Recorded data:
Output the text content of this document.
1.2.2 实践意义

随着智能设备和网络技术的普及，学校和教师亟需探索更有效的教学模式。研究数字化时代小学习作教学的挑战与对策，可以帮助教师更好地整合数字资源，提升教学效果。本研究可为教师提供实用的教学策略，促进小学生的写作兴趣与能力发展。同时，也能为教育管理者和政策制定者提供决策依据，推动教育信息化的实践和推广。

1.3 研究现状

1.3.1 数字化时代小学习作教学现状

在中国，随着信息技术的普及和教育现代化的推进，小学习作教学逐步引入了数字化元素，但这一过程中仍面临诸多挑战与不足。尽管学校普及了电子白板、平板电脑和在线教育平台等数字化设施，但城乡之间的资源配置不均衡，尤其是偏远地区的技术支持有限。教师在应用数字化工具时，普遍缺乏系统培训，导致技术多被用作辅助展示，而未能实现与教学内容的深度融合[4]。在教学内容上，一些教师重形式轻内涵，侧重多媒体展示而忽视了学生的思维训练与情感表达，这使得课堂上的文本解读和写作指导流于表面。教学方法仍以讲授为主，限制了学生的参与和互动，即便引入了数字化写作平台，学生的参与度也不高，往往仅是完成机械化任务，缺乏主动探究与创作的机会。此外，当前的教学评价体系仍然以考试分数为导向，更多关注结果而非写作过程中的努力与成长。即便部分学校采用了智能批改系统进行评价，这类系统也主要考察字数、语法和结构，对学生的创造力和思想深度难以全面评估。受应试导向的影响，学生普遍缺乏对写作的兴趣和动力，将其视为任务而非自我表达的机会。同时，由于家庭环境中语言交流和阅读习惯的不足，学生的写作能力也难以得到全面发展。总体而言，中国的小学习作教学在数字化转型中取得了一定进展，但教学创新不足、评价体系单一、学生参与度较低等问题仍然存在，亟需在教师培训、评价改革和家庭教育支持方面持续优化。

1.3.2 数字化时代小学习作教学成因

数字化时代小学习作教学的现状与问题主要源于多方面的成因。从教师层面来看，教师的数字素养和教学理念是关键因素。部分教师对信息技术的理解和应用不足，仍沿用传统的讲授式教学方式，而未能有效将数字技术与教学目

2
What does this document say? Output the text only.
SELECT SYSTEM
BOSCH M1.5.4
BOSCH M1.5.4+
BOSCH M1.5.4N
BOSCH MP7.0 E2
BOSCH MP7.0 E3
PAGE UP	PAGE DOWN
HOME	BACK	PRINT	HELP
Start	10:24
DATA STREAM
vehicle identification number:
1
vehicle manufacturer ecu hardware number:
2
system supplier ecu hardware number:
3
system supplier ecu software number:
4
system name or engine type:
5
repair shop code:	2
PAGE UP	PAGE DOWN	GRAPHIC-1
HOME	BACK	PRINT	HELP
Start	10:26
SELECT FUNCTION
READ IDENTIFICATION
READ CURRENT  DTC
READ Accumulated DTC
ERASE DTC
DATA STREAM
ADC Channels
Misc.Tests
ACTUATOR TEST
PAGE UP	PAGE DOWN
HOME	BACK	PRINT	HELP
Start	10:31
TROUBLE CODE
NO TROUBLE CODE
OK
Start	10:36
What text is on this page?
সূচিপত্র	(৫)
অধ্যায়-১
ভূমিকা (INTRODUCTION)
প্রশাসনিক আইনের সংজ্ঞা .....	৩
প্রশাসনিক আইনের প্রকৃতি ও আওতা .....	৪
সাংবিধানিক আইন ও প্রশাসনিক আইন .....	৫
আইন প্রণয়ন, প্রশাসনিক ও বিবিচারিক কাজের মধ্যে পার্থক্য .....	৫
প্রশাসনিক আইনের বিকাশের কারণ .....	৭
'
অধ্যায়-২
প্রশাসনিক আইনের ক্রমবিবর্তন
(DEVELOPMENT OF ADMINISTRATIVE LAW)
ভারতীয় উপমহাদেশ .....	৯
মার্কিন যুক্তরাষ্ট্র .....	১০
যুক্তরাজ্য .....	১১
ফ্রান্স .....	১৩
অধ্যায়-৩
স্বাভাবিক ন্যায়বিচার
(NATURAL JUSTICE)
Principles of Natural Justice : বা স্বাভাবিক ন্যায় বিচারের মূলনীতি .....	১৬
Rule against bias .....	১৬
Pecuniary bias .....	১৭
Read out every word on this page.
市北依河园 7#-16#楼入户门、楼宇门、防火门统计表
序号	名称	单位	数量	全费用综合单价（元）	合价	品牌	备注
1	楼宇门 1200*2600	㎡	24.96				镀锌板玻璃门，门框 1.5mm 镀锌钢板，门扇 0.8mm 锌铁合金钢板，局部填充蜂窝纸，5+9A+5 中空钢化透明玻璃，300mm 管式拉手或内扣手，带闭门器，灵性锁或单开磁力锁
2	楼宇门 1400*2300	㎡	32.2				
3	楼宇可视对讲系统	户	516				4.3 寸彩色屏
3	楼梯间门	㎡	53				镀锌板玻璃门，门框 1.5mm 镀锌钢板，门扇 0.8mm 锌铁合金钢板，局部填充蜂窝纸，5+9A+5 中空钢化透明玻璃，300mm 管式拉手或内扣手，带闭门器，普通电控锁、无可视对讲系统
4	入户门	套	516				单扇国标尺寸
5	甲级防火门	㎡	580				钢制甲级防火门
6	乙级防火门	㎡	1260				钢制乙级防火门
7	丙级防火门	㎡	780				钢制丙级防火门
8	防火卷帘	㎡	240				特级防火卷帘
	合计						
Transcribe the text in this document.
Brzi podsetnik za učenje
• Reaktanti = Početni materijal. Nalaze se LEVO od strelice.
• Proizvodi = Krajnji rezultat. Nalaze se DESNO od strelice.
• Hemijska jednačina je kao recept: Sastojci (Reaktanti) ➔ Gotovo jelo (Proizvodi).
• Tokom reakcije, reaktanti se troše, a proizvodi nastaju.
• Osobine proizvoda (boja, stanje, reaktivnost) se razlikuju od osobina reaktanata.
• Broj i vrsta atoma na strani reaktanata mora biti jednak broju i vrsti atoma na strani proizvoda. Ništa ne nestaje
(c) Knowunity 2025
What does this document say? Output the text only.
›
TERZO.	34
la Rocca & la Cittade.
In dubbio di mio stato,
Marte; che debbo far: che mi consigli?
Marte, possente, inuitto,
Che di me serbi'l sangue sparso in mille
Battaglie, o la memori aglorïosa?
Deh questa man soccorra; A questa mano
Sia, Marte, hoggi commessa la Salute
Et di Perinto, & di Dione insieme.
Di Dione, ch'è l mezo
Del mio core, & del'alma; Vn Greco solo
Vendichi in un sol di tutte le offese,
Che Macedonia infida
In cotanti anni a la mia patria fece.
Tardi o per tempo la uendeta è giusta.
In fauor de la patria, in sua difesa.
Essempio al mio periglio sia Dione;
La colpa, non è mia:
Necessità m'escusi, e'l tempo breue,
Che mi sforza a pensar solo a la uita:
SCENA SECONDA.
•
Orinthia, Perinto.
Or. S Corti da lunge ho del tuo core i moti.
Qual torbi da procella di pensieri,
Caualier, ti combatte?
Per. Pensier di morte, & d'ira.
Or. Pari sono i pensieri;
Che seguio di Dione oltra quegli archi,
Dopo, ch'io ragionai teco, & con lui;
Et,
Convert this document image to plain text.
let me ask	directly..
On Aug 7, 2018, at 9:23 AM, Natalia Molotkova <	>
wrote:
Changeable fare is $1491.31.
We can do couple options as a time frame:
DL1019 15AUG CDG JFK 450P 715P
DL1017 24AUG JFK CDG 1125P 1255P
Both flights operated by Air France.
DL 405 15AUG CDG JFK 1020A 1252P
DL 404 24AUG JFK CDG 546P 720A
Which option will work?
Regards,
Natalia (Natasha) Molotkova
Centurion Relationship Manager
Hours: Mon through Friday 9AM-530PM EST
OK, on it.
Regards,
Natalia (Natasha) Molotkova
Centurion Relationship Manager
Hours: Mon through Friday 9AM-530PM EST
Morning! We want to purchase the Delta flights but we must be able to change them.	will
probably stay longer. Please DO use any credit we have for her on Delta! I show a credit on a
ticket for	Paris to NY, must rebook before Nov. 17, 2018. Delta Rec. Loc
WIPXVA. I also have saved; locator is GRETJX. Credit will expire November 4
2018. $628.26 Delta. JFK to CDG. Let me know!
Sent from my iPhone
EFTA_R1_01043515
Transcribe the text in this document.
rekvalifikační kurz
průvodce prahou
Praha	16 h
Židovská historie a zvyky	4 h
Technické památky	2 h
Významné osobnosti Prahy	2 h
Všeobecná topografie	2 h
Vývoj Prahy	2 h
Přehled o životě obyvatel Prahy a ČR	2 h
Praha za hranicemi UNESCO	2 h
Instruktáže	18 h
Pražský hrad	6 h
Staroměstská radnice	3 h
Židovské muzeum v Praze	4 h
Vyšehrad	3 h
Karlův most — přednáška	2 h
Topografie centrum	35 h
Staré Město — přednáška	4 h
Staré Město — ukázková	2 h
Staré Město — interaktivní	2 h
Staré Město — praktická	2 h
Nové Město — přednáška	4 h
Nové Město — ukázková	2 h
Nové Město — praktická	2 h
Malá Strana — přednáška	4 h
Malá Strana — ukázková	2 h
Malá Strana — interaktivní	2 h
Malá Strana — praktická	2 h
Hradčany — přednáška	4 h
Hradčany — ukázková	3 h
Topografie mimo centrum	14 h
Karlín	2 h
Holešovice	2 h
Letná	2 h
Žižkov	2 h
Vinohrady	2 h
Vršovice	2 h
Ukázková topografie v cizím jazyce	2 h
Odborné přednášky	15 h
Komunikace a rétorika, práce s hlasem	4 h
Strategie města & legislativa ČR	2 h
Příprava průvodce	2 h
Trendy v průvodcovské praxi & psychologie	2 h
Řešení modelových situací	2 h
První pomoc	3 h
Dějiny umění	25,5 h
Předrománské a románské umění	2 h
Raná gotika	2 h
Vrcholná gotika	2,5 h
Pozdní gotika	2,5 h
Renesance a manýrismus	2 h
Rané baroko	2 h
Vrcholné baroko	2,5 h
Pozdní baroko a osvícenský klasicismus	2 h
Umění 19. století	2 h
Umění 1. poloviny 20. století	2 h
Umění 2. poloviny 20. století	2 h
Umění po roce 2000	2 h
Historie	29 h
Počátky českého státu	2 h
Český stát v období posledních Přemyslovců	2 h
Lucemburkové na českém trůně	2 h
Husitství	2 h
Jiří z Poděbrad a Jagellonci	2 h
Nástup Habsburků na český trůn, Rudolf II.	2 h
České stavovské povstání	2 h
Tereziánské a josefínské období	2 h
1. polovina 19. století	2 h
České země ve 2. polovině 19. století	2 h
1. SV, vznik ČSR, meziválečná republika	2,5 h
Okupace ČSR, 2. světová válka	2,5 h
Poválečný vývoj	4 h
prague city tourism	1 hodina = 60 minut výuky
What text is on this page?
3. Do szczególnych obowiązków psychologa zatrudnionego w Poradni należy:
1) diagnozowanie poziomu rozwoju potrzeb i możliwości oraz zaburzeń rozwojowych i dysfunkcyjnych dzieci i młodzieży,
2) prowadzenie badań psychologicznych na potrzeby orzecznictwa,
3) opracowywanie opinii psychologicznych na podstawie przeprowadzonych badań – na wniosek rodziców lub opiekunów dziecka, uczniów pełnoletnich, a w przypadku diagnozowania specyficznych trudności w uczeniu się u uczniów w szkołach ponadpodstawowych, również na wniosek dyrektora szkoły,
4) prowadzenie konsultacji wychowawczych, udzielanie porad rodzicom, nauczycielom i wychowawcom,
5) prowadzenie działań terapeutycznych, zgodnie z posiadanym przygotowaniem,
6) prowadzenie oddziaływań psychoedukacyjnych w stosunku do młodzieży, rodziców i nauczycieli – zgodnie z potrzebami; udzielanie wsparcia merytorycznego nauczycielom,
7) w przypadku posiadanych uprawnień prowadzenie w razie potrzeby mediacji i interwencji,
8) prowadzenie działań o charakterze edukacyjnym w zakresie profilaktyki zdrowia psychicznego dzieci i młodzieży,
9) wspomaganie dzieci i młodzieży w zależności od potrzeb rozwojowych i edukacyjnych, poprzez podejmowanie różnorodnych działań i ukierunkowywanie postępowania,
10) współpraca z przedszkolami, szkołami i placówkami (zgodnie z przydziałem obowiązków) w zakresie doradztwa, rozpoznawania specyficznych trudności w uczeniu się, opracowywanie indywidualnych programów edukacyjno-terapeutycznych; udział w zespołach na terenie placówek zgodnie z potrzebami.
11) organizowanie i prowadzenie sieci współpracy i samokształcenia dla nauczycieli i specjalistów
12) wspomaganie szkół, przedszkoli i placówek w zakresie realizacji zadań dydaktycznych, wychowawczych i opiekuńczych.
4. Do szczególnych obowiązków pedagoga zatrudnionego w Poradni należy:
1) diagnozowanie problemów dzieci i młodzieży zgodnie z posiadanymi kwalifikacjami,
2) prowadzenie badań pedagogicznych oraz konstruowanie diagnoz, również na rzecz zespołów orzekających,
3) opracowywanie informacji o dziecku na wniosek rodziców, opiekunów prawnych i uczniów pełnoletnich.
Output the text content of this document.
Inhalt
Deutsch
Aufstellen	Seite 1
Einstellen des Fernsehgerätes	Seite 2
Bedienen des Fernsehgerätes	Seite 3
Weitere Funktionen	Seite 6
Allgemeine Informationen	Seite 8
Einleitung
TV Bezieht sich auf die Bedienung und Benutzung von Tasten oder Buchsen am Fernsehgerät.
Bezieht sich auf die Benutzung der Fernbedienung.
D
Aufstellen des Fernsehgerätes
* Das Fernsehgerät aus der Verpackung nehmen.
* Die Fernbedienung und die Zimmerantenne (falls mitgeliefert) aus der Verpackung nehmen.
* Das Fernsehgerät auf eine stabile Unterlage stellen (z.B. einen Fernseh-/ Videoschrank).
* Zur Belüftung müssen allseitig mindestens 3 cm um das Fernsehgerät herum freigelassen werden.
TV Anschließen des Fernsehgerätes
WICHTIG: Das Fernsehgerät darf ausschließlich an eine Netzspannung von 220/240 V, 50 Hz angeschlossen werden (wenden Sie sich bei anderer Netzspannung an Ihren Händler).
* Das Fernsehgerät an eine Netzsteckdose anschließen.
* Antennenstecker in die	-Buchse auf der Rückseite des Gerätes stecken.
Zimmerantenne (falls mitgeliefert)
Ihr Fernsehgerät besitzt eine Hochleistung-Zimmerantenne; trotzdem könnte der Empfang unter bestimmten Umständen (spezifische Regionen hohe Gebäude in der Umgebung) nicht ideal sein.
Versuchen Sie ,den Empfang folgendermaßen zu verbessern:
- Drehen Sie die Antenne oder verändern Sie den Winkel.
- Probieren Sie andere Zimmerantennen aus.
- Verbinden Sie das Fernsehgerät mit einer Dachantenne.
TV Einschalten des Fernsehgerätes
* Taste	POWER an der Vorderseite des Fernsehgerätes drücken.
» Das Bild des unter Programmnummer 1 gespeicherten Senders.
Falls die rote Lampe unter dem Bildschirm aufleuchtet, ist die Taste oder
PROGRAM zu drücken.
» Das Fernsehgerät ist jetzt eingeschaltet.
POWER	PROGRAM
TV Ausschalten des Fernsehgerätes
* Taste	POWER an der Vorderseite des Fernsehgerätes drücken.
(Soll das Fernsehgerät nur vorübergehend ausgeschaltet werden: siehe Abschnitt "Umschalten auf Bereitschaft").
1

WHAT IS ASKED:
Which lines contain "zgodnie"? Copy each of them.

RESULT FOR THIS EXERCISE:
5) prowadzenie działań terapeutycznych, zgodnie z posiadanym przygotowaniem,
6) prowadzenie oddziaływań psychoedukacyjnych w stosunku do młodzieży, rodziców i nauczycieli – zgodnie z potrzebami; udzielanie wsparcia merytorycznego nauczycielom,
10) współpraca z przedszkolami, szkołami i placówkami (zgodnie z przydziałem obowiązków) w zakresie doradztwa, rozpoznawania specyficznych trudności w uczeniu się, opracowywanie indywidualnych programów edukacyjno-terapeutycznych; udział w zespołach na terenie placówek zgodnie z potrzebami.
1) diagnozowanie problemów dzieci i młodzieży zgodnie z posiadanymi kwalifikacjami,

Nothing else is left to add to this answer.